§ **Your tasks**:
a. Reproduce the part of the forum thread that opens with the words "He knows the" and closes with "quality is awesome.", replacing "gargoyles" with "skeletons".
b. Copy the records word for word from their first line through the line containing "Text: 85 kN: 85 kN: [527, 65, 572, 80]", including that line.

§ **Text**:
# Look what my husband bought for me!



## Night Owl (Feb 28, 2008)

He got it at Sam's a little while ago. Wow... he really does love me!


----------



## sharpobject (May 7, 2008)

cool - better than flowers anyday.


----------



## GothicCandle (Mar 26, 2007)

wow! that is soooooo awesome!!!!


----------



## Night Owl (Feb 28, 2008)

He knows the real key to my heart-strings... spooky talking gargoyles.


----------



## Night Owl (Feb 28, 2008)

BTW, it was $89 and change. That's not too outrageously high, and the quality is awesome.


----------



## pyro (Oct 7, 2006)

dam-that is cool--ok i want one where did he get it


----------



## Scary Godmother (Oct 13, 2007)

What a guy!! Does he have a single brother? LOL:devil:


----------



## Night Owl (Feb 28, 2008)

It was at Sam's. It has two dialouges that it goes thru for the TOTs, its wings move, and the face is made of some kind of rubber so the mouth movements are more realistic. 

Did I mention I love my husband? Cause I do... alot.


----------



## Terrormaster (Sep 27, 2007)

Wow, may get a pair of those instead of doing the other hack I was planning with the $20 Gargs... Being that they're from Sam's I wonder if Wally-World will carry them when their Halloween stuff goes out. If so will have to snag em fast because I bet these guys will go quick.

-TM


----------



## spidermonkey (Jul 29, 2008)

Wow. That is very cool.


----------



## Aelwyn (Jul 7, 2008)

That's freaking AWESOME!!!!!

I love that his jaw moves. Very realistic!


----------



## cerinad (Jun 23, 2008)

Very Nice!! I need one now..


----------



## Dr Morbius (Sep 21, 2004)

I would get two, mount them on cemetery gate pillars and hack them to talk to each other. Very cool!


----------



## Night Owl (Feb 28, 2008)

I like the hack idea, but lack the know how. If anybody does hack this thing, please let me know how you do it!

Oh, and Scary Godmother... My husband has no brothers.  Unless of course you were talking about the gargoyle. He had a shelf full of 'em.


----------



## GothicCandle (Mar 26, 2007)

Night Owl said:


> Unless of course you were talking about the gargoyle. He had a shelf full of 'em.


LMAO


----------



## HalloweenZombie (Jul 22, 2007)

I hope you gave him a little sumthin' sumthin' for such an awesome gift. Heck, I'd give him a little sumthin' sumthin' if he sent a talking gargoyle to me.


----------



## Night Owl (Feb 28, 2008)

But, of course. Positive reinforcement, I always say.

PS... _you_, sir, are hilarious.


----------



## Terrormaster (Sep 27, 2007)

Dr Morbius said:


> I would get two, mount them on cemetery gate pillars and hack them to talk to each other. Very cool!

§ **Task data**:
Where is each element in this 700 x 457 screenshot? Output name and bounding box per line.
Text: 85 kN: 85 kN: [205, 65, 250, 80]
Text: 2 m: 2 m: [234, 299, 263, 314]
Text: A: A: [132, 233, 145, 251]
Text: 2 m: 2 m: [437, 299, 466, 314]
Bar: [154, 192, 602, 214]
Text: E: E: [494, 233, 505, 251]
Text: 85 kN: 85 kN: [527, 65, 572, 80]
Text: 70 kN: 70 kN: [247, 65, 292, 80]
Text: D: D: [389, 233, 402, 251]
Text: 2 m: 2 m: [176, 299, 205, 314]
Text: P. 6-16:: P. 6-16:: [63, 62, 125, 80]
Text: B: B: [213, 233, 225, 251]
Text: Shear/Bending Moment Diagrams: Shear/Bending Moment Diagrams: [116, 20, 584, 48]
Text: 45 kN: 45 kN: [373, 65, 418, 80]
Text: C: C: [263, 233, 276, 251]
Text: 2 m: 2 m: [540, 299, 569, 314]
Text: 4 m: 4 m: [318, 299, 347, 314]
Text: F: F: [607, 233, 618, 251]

§ **Outputs in order**:
a.
He knows the real key to my heart-strings... spooky talking skeletons.


----------



## Night Owl (Feb 28, 2008)

BTW, it was $89 and change. That's not too outrageously high, and the quality is awesome.

b.
Where is each element in this 700 x 457 screenshot? Output name and bounding box per line.
Text: 85 kN: 85 kN: [205, 65, 250, 80]
Text: 2 m: 2 m: [234, 299, 263, 314]
Text: A: A: [132, 233, 145, 251]
Text: 2 m: 2 m: [437, 299, 466, 314]
Bar: [154, 192, 602, 214]
Text: E: E: [494, 233, 505, 251]
Text: 85 kN: 85 kN: [527, 65, 572, 80]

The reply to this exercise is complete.